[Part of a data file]
================================
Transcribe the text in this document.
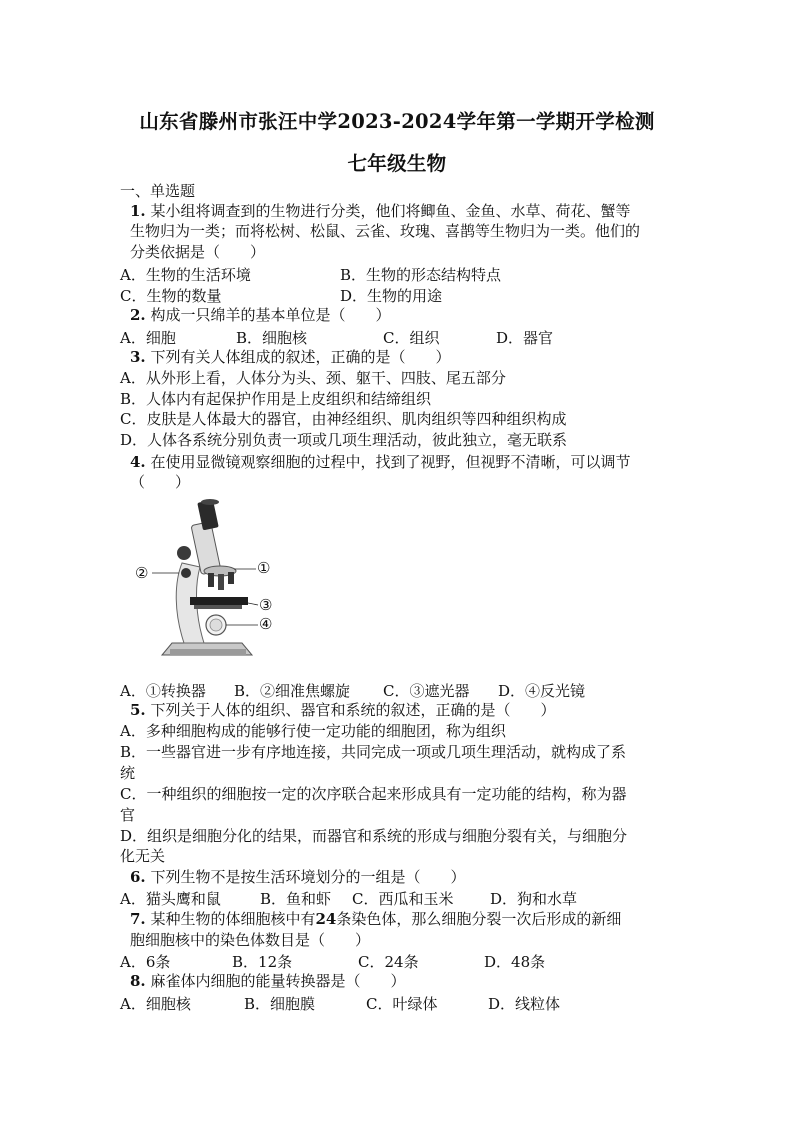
山东省滕州市张汪中学2023-2024学年第一学期开学检测
七年级生物
一、单选题
1. 某小组将调查到的生物进行分类，他们将鲫鱼、金鱼、水草、荷花、蟹等
生物归为一类；而将松树、松鼠、云雀、玫瑰、喜鹊等生物归为一类。他们的
分类依据是（　　）
A．生物的生活环境	B．生物的形态结构特点
C．生物的数量	D．生物的用途
2. 构成一只绵羊的基本单位是（　　）
A．细胞	B．细胞核	C．组织	D．器官
3. 下列有关人体组成的叙述，正确的是（　　）
A．从外形上看，人体分为头、颈、躯干、四肢、尾五部分
B．人体内有起保护作用是上皮组织和结缔组织
C．皮肤是人体最大的器官，由神经组织、肌肉组织等四种组织构成
D．人体各系统分别负责一项或几项生理活动，彼此独立，毫无联系
4. 在使用显微镜观察细胞的过程中，找到了视野，但视野不清晰，可以调节
（　　）
①
②
③
④
A．①转换器 B．②细准焦螺旋 C．③遮光器 D．④反光镜
5. 下列关于人体的组织、器官和系统的叙述，正确的是（　　）
A．多种细胞构成的能够行使一定功能的细胞团，称为组织
B．一些器官进一步有序地连接，共同完成一项或几项生理活动，就构成了系
统
C．一种组织的细胞按一定的次序联合起来形成具有一定功能的结构，称为器
官
D．组织是细胞分化的结果，而器官和系统的形成与细胞分裂有关，与细胞分
化无关
6. 下列生物不是按生活环境划分的一组是（　　）
A．猫头鹰和鼠	B．鱼和虾 C．西瓜和玉米 D．狗和水草
7. 某种生物的体细胞核中有24条染色体，那么细胞分裂一次后形成的新细
胞细胞核中的染色体数目是（　　）
A．6条	B．12条	C．24条	D．48条
8. 麻雀体内细胞的能量转换器是（　　）
A．细胞核	B．细胞膜	C．叶绿体	D．线粒体
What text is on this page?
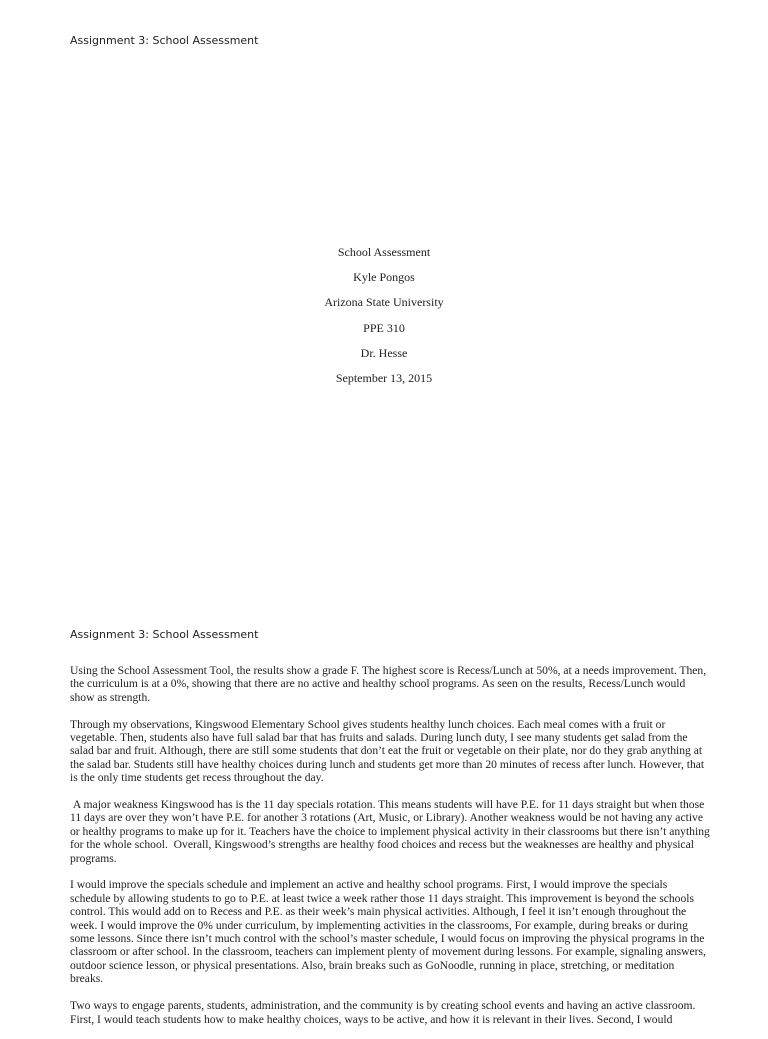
Assignment 3: School Assessment
School Assessment
Kyle Pongos
Arizona State University
PPE 310
Dr. Hesse
September 13, 2015
Assignment 3: School Assessment

Using the School Assessment Tool, the results show a grade F. The highest score is Recess/Lunch at 50%, at a needs improvement. Then, the curriculum is at a 0%, showing that there are no active and healthy school programs. As seen on the results, Recess/Lunch would show as strength.

Through my observations, Kingswood Elementary School gives students healthy lunch choices. Each meal comes with a fruit or vegetable. Then, students also have full salad bar that has fruits and salads. During lunch duty, I see many students get salad from the salad bar and fruit. Although, there are still some students that don’t eat the fruit or vegetable on their plate, nor do they grab anything at the salad bar. Students still have healthy choices during lunch and students get more than 20 minutes of recess after lunch. However, that is the only time students get recess throughout the day.

A major weakness Kingswood has is the 11 day specials rotation. This means students will have P.E. for 11 days straight but when those 11 days are over they won’t have P.E. for another 3 rotations (Art, Music, or Library). Another weakness would be not having any active or healthy programs to make up for it. Teachers have the choice to implement physical activity in their classrooms but there isn’t anything for the whole school.  Overall, Kingswood’s strengths are healthy food choices and recess but the weaknesses are healthy and physical programs.

I would improve the specials schedule and implement an active and healthy school programs. First, I would improve the specials schedule by allowing students to go to P.E. at least twice a week rather those 11 days straight. This improvement is beyond the schools control. This would add on to Recess and P.E. as their week’s main physical activities. Although, I feel it isn’t enough throughout the week. I would improve the 0% under curriculum, by implementing activities in the classrooms, For example, during breaks or during some lessons. Since there isn’t much control with the school’s master schedule, I would focus on improving the physical programs in the classroom or after school. In the classroom, teachers can implement plenty of movement during lessons. For example, signaling answers, outdoor science lesson, or physical presentations. Also, brain breaks such as GoNoodle, running in place, stretching, or meditation breaks.

Two ways to engage parents, students, administration, and the community is by creating school events and having an active classroom. First, I would teach students how to make healthy choices, ways to be active, and how it is relevant in their lives. Second, I would
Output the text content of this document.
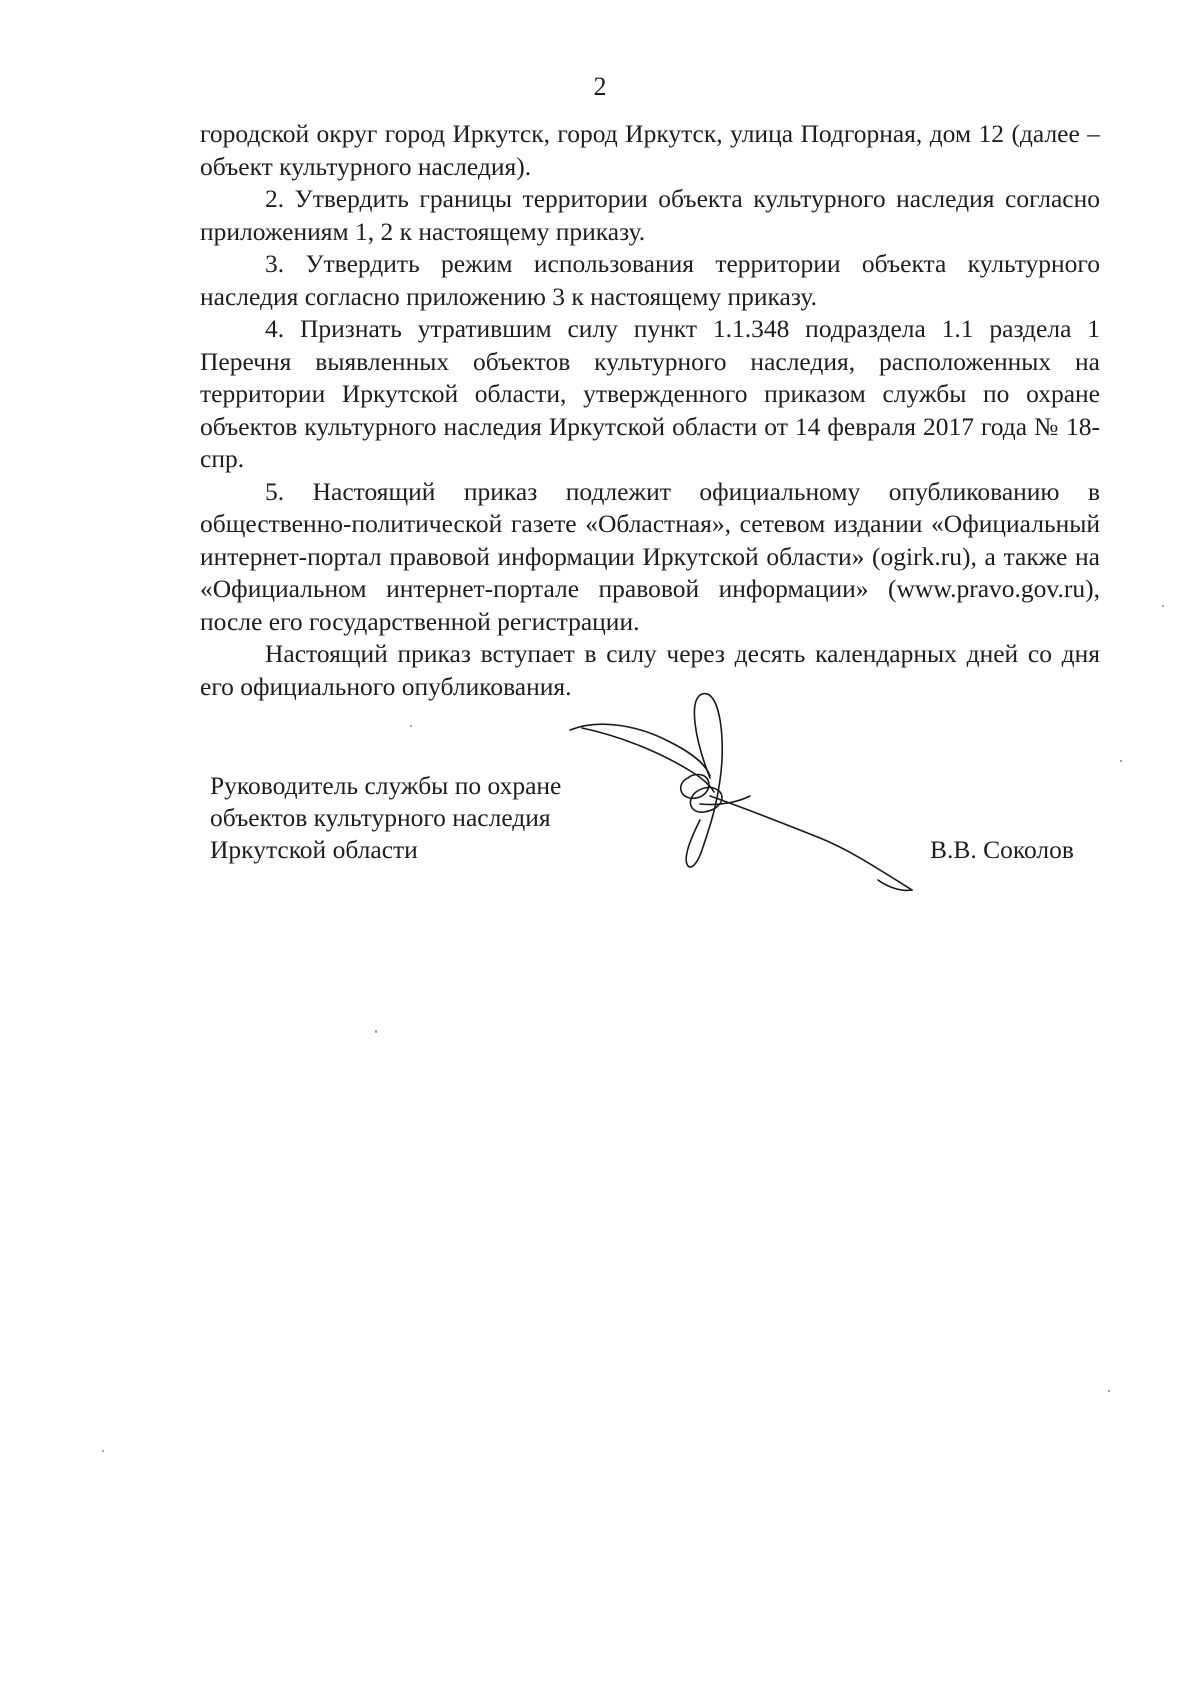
2

городской округ город Иркутск, город Иркутск, улица Подгорная, дом 12 (далее – объект культурного наследия).

2. Утвердить границы территории объекта культурного наследия согласно приложениям 1, 2 к настоящему приказу.

3. Утвердить режим использования территории объекта культурного наследия согласно приложению 3 к настоящему приказу.

4. Признать утратившим силу пункт 1.1.348 подраздела 1.1 раздела 1 Перечня выявленных объектов культурного наследия, расположенных на территории Иркутской области, утвержденного приказом службы по охране объектов культурного наследия Иркутской области от 14 февраля 2017 года № 18-спр.

5. Настоящий приказ подлежит официальному опубликованию в общественно-политической газете «Областная», сетевом издании «Официальный интернет-портал правовой информации Иркутской области» (ogirk.ru), а также на «Официальном интернет-портале правовой информации» (www.pravo.gov.ru), после его государственной регистрации.

Настоящий приказ вступает в силу через десять календарных дней со дня его официального опубликования.

Руководитель службы по охране
объектов культурного наследия
Иркутской области	В.В. Соколов
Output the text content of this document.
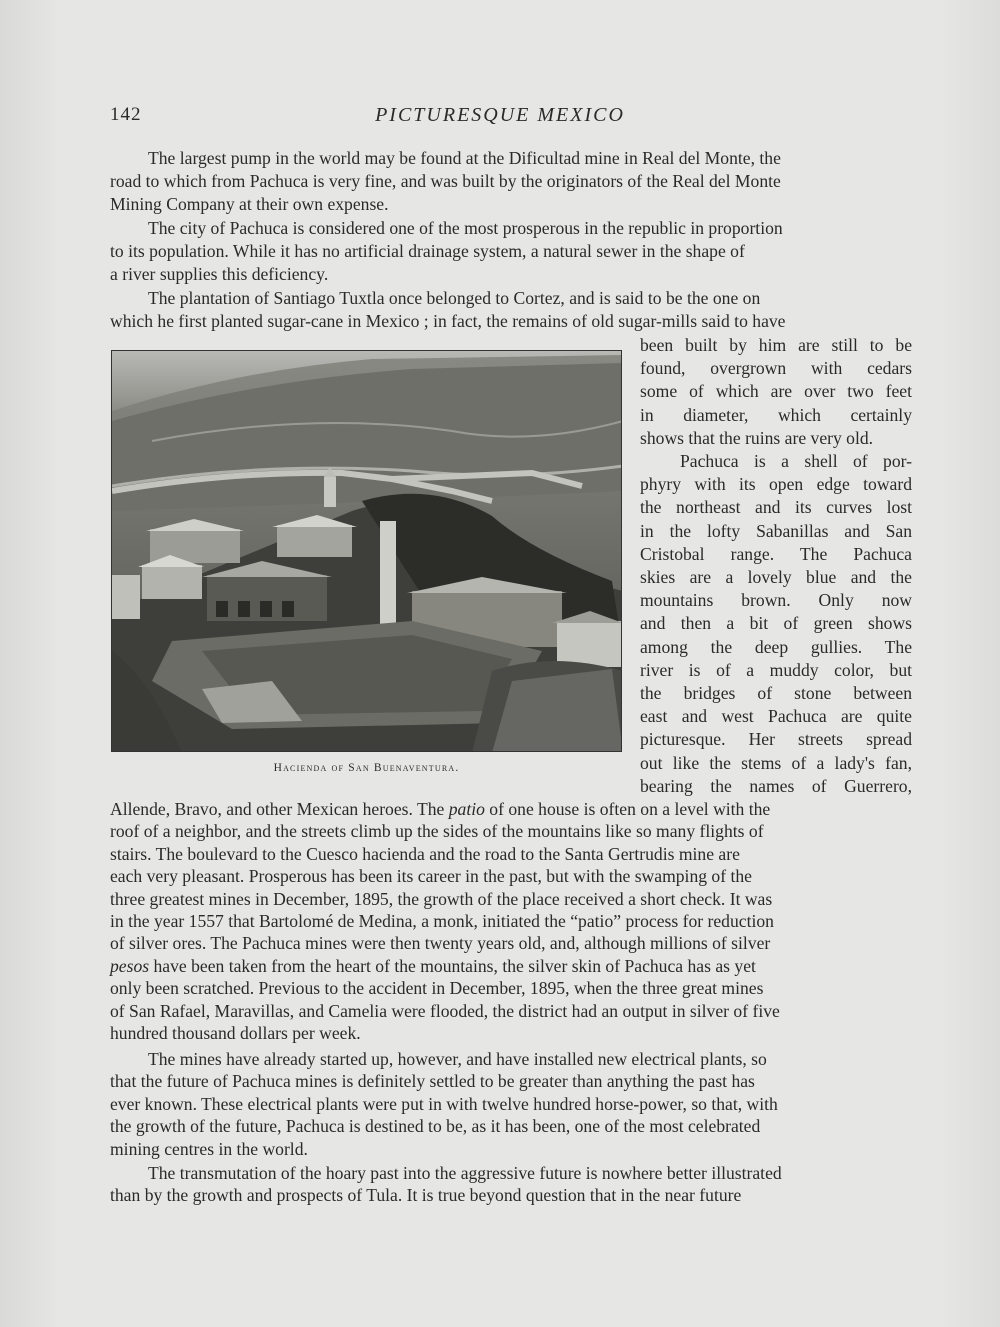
142	PICTURESQUE MEXICO
The largest pump in the world may be found at the Dificultad mine in Real del Monte, the
road to which from Pachuca is very fine, and was built by the originators of the Real del Monte
Mining Company at their own expense.
The city of Pachuca is considered one of the most prosperous in the republic in proportion
to its population. While it has no artificial drainage system, a natural sewer in the shape of
a river supplies this deficiency.
The plantation of Santiago Tuxtla once belonged to Cortez, and is said to be the one on
which he first planted sugar-cane in Mexico ; in fact, the remains of old sugar-mills said to have
Hacienda of San Buenaventura.
been built by him are still to be
found, overgrown with cedars
some of which are over two feet
in diameter, which certainly
shows that the ruins are very old.
Pachuca is a shell of por-
phyry with its open edge toward
the northeast and its curves lost
in the lofty Sabanillas and San
Cristobal range. The Pachuca
skies are a lovely blue and the
mountains brown. Only now
and then a bit of green shows
among the deep gullies. The
river is of a muddy color, but
the bridges of stone between
east and west Pachuca are quite
picturesque. Her streets spread
out like the stems of a lady's fan,
bearing the names of Guerrero,
Allende, Bravo, and other Mexican heroes. The patio of one house is often on a level with the
roof of a neighbor, and the streets climb up the sides of the mountains like so many flights of
stairs. The boulevard to the Cuesco hacienda and the road to the Santa Gertrudis mine are
each very pleasant. Prosperous has been its career in the past, but with the swamping of the
three greatest mines in December, 1895, the growth of the place received a short check. It was
in the year 1557 that Bartolomé de Medina, a monk, initiated the “patio” process for reduction
of silver ores. The Pachuca mines were then twenty years old, and, although millions of silver
pesos have been taken from the heart of the mountains, the silver skin of Pachuca has as yet
only been scratched. Previous to the accident in December, 1895, when the three great mines
of San Rafael, Maravillas, and Camelia were flooded, the district had an output in silver of five
hundred thousand dollars per week.
The mines have already started up, however, and have installed new electrical plants, so
that the future of Pachuca mines is definitely settled to be greater than anything the past has
ever known. These electrical plants were put in with twelve hundred horse-power, so that, with
the growth of the future, Pachuca is destined to be, as it has been, one of the most celebrated
mining centres in the world.
The transmutation of the hoary past into the aggressive future is nowhere better illustrated
than by the growth and prospects of Tula. It is true beyond question that in the near future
================================
## Brief
Transcribe the full listing character for character. Pictures are excluded.

## Complete output
Transcribe the text in this document.
山东省滕州市张汪中学2023-2024学年第一学期开学检测
七年级生物
一、单选题
1. 某小组将调查到的生物进行分类，他们将鲫鱼、金鱼、水草、荷花、蟹等
生物归为一类；而将松树、松鼠、云雀、玫瑰、喜鹊等生物归为一类。他们的
分类依据是（　　）
A．生物的生活环境	B．生物的形态结构特点
C．生物的数量	D．生物的用途
2. 构成一只绵羊的基本单位是（　　）
A．细胞	B．细胞核	C．组织	D．器官
3. 下列有关人体组成的叙述，正确的是（　　）
A．从外形上看，人体分为头、颈、躯干、四肢、尾五部分
B．人体内有起保护作用是上皮组织和结缔组织
C．皮肤是人体最大的器官，由神经组织、肌肉组织等四种组织构成
D．人体各系统分别负责一项或几项生理活动，彼此独立，毫无联系
4. 在使用显微镜观察细胞的过程中，找到了视野，但视野不清晰，可以调节
（　　）
①
②
③
④
A．①转换器 B．②细准焦螺旋 C．③遮光器 D．④反光镜
5. 下列关于人体的组织、器官和系统的叙述，正确的是（　　）
A．多种细胞构成的能够行使一定功能的细胞团，称为组织
B．一些器官进一步有序地连接，共同完成一项或几项生理活动，就构成了系
统
C．一种组织的细胞按一定的次序联合起来形成具有一定功能的结构，称为器
官
D．组织是细胞分化的结果，而器官和系统的形成与细胞分裂有关，与细胞分
化无关
6. 下列生物不是按生活环境划分的一组是（　　）
A．猫头鹰和鼠	B．鱼和虾 C．西瓜和玉米 D．狗和水草
7. 某种生物的体细胞核中有24条染色体，那么细胞分裂一次后形成的新细
胞细胞核中的染色体数目是（　　）
A．6条	B．12条	C．24条	D．48条
8. 麻雀体内细胞的能量转换器是（　　）
A．细胞核	B．细胞膜	C．叶绿体	D．线粒体
What text is on this page?
Assignment 3: School Assessment
School Assessment
Kyle Pongos
Arizona State University
PPE 310
Dr. Hesse
September 13, 2015
Assignment 3: School Assessment

Using the School Assessment Tool, the results show a grade F. The highest score is Recess/Lunch at 50%, at a needs improvement. Then, the curriculum is at a 0%, showing that there are no active and healthy school programs. As seen on the results, Recess/Lunch would show as strength.

Through my observations, Kingswood Elementary School gives students healthy lunch choices. Each meal comes with a fruit or vegetable. Then, students also have full salad bar that has fruits and salads. During lunch duty, I see many students get salad from the salad bar and fruit. Although, there are still some students that don’t eat the fruit or vegetable on their plate, nor do they grab anything at the salad bar. Students still have healthy choices during lunch and students get more than 20 minutes of recess after lunch. However, that is the only time students get recess throughout the day.

A major weakness Kingswood has is the 11 day specials rotation. This means students will have P.E. for 11 days straight but when those 11 days are over they won’t have P.E. for another 3 rotations (Art, Music, or Library). Another weakness would be not having any active or healthy programs to make up for it. Teachers have the choice to implement physical activity in their classrooms but there isn’t anything for the whole school.  Overall, Kingswood’s strengths are healthy food choices and recess but the weaknesses are healthy and physical programs.

I would improve the specials schedule and implement an active and healthy school programs. First, I would improve the specials schedule by allowing students to go to P.E. at least twice a week rather those 11 days straight. This improvement is beyond the schools control. This would add on to Recess and P.E. as their week’s main physical activities. Although, I feel it isn’t enough throughout the week. I would improve the 0% under curriculum, by implementing activities in the classrooms, For example, during breaks or during some lessons. Since there isn’t much control with the school’s master schedule, I would focus on improving the physical programs in the classroom or after school. In the classroom, teachers can implement plenty of movement during lessons. For example, signaling answers, outdoor science lesson, or physical presentations. Also, brain breaks such as GoNoodle, running in place, stretching, or meditation breaks.

Two ways to engage parents, students, administration, and the community is by creating school events and having an active classroom. First, I would teach students how to make healthy choices, ways to be active, and how it is relevant in their lives. Second, I would
Output the text content of this document.
2

городской округ город Иркутск, город Иркутск, улица Подгорная, дом 12 (далее – объект культурного наследия).

2. Утвердить границы территории объекта культурного наследия согласно приложениям 1, 2 к настоящему приказу.

3. Утвердить режим использования территории объекта культурного наследия согласно приложению 3 к настоящему приказу.

4. Признать утратившим силу пункт 1.1.348 подраздела 1.1 раздела 1 Перечня выявленных объектов культурного наследия, расположенных на территории Иркутской области, утвержденного приказом службы по охране объектов культурного наследия Иркутской области от 14 февраля 2017 года № 18-спр.

5. Настоящий приказ подлежит официальному опубликованию в общественно-политической газете «Областная», сетевом издании «Официальный интернет-портал правовой информации Иркутской области» (ogirk.ru), а также на «Официальном интернет-портале правовой информации» (www.pravo.gov.ru), после его государственной регистрации.

Настоящий приказ вступает в силу через десять календарных дней со дня его официального опубликования.

Руководитель службы по охране
объектов культурного наследия
Иркутской области	В.В. Соколов
Output the text content of this document.
142	PICTURESQUE MEXICO
The largest pump in the world may be found at the Dificultad mine in Real del Monte, the
road to which from Pachuca is very fine, and was built by the originators of the Real del Monte
Mining Company at their own expense.
The city of Pachuca is considered one of the most prosperous in the republic in proportion
to its population. While it has no artificial drainage system, a natural sewer in the shape of
a river supplies this deficiency.
The plantation of Santiago Tuxtla once belonged to Cortez, and is said to be the one on
which he first planted sugar-cane in Mexico ; in fact, the remains of old sugar-mills said to have
Hacienda of San Buenaventura.
been built by him are still to be
found, overgrown with cedars
some of which are over two feet
in diameter, which certainly
shows that the ruins are very old.
Pachuca is a shell of por-
phyry with its open edge toward
the northeast and its curves lost
in the lofty Sabanillas and San
Cristobal range. The Pachuca
skies are a lovely blue and the
mountains brown. Only now
and then a bit of green shows
among the deep gullies. The
river is of a muddy color, but
the bridges of stone between
east and west Pachuca are quite
picturesque. Her streets spread
out like the stems of a lady's fan,
bearing the names of Guerrero,
Allende, Bravo, and other Mexican heroes. The patio of one house is often on a level with the
roof of a neighbor, and the streets climb up the sides of the mountains like so many flights of
stairs. The boulevard to the Cuesco hacienda and the road to the Santa Gertrudis mine are
each very pleasant. Prosperous has been its career in the past, but with the swamping of the
three greatest mines in December, 1895, the growth of the place received a short check. It was
in the year 1557 that Bartolomé de Medina, a monk, initiated the “patio” process for reduction
of silver ores. The Pachuca mines were then twenty years old, and, although millions of silver
pesos have been taken from the heart of the mountains, the silver skin of Pachuca has as yet
only been scratched. Previous to the accident in December, 1895, when the three great mines
of San Rafael, Maravillas, and Camelia were flooded, the district had an output in silver of five
hundred thousand dollars per week.
The mines have already started up, however, and have installed new electrical plants, so
that the future of Pachuca mines is definitely settled to be greater than anything the past has
ever known. These electrical plants were put in with twelve hundred horse-power, so that, with
the growth of the future, Pachuca is destined to be, as it has been, one of the most celebrated
mining centres in the world.
The transmutation of the hoary past into the aggressive future is nowhere better illustrated
than by the growth and prospects of Tula. It is true beyond question that in the near future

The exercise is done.